_Passage to read_
# Poppy.....my big boy



## Lovebirds (Sep 6, 2002)

Here's a couple of pictures I snapped of Poppy today. He'll be three months old in another week. He's really turned into a pretty boy and YES, HE's a HE!! Scooter gives him a bit of a hard time, but I'm going to put them in the big loft for the winter so they'll have plenty of room. After that.......I don't know. I don't expect Poppy will be welcomed back to the small loft next year. 



















Here's a short video. Think he's all boy?????  I've seen him trying to court his Momma........

http://www.youtube.com/watch?v=kPgQ3IDrqcM


----------



## lwerden (May 31, 2008)

Hi Renee.............Poppy has sure grown up beautifully. He looks so much like his mommy Dorey. Yup........he is all boy.........Scooter will not be putting up with him much longer. lol

Regards,
Louise


----------



## justin4pcd (Sep 7, 2008)

I just love his little beak so much!!!
He is sooooo cute.


----------



## Skyeking (Jan 17, 2003)

He really is coming into his own, what a gorgeous hunk! 

They sure do grow up fast.

Thank you for sharing.


----------



## mr squeaks (Apr 14, 2005)

WHAT A HANDSOME "CUTIE" POPPY TURNED OUT TO BE, Renee!!

Mr. Squeaks sends WING GREETINGS...May he long thrive and prosper! 

We will look forward to a "mate!"  

With Love, Hugs and Scritches

Shi and the gang


----------



## Maggie-NC (Jun 22, 2005)

Renee, he is lovely! I love the shape of his head.


----------



## maryjane (Jul 15, 2006)

_Material supplied_
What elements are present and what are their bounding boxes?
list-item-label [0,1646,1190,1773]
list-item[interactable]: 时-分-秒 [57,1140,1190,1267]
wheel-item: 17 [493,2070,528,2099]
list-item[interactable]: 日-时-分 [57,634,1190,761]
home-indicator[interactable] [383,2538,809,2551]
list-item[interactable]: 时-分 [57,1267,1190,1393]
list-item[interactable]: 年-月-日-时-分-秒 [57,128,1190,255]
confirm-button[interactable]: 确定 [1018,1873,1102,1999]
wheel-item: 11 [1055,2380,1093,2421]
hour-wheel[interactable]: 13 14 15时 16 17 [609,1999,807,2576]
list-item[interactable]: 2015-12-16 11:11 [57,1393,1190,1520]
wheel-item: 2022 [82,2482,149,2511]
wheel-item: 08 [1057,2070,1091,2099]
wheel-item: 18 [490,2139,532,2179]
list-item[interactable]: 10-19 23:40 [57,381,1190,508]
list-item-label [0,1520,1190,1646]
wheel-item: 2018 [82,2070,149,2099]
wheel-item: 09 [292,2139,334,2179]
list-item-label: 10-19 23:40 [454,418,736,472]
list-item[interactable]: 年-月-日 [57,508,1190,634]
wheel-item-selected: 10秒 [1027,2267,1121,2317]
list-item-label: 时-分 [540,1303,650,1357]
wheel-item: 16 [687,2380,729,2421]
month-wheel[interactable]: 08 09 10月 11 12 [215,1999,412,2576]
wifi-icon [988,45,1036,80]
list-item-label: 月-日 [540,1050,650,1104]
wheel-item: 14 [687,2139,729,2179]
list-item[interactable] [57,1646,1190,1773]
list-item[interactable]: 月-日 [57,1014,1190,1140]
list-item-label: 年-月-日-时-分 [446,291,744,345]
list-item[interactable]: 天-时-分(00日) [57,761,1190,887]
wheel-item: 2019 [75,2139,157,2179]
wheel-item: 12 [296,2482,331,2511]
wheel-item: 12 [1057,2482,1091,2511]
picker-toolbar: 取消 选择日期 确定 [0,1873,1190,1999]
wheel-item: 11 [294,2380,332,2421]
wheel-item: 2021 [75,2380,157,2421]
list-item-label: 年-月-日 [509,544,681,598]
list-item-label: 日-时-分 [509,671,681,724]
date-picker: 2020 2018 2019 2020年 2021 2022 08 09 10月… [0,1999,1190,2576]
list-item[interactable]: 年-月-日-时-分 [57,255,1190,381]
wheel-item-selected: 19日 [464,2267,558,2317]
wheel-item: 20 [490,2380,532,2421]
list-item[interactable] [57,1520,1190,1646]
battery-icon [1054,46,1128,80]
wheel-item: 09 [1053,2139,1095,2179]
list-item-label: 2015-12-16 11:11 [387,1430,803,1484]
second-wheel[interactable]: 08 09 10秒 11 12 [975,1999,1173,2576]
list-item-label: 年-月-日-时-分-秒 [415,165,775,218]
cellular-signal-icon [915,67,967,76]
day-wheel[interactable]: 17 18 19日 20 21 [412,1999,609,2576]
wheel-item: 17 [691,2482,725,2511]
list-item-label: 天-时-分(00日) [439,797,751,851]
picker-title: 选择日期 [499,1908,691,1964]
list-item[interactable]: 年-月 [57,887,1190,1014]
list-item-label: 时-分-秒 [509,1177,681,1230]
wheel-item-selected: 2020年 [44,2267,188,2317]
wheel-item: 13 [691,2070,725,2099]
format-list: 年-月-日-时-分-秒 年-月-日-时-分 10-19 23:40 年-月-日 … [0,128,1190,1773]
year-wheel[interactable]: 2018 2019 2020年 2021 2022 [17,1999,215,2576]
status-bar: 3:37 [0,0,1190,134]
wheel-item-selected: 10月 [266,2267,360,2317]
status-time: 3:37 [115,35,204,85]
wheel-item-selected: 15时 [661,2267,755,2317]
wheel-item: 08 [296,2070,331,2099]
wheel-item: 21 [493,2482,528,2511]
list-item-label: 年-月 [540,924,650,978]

_Required work_
**1.** Revise the forum thread about Poppy from "## mr squeaks" to "thrive and prosper!", putting "WARM GREETINGS" in place of "WING GREETINGS".
**2.** Pick up the forum thread about Poppy and carry it on from its final post.
The lines have no connection to the forum thread about Poppy.

_Per-task answers_
**1.**
## mr squeaks (Apr 14, 2005)

WHAT A HANDSOME "CUTIE" POPPY TURNED OUT TO BE, Renee!!

Mr. Squeaks sends WARM GREETINGS...May he long thrive and prosper!

**2.**
Looks all boy to me! (And acts it!) He looks so much like the babies that Bernadette and Buddy have had. The exact same rounded head and little beak. Is he half Sat too? He's a doll.


----------



## Lovebirds (Sep 6, 2002)

maryjane said:


> Looks all boy to me! (And acts it!) He looks so much like the babies that Bernadette and Buddy have had. The exact same rounded head and little beak. *Is he half Sat too?* He's a doll.


Yep.....1/2 Sat,, 1/2 Homer.


----------



## spirit wings (Mar 29, 2008)

very handsome "oops baby"....I like the his build....very cute...


----------



## Dezirrae (Oct 6, 2007)

He is so precious Renee! Don't let him see that though - just tell him he's very handsome  Love the video too!


----------



## maryjane (Jul 15, 2006)

Lovebirds said:


> Yep.....1/2 Sat,, 1/2 Homer.


That's what these are. I think Toto is likely theirs too, but I never knew for sure. Here's a pic of the two latest ones, they're about four months old now and just so adorable:


----------



## RodSD (Oct 24, 2008)

Beautiful bird. May I ask why the link goes to Youtube with Netherlands language? You are not from Netherlands, would you?


----------



## TAWhatley (Mar 6, 2001)

Poppy .. you are one HANDSOME DUDE! Many thanks to your human Mom for the pics!

Terry


----------



## Lovebirds (Sep 6, 2002)

RodSD said:


> Beautiful bird. May I ask why the link goes to Youtube with Netherlands language? You are not from Netherlands, would you?


LOL.......no, I'm a southern gal!!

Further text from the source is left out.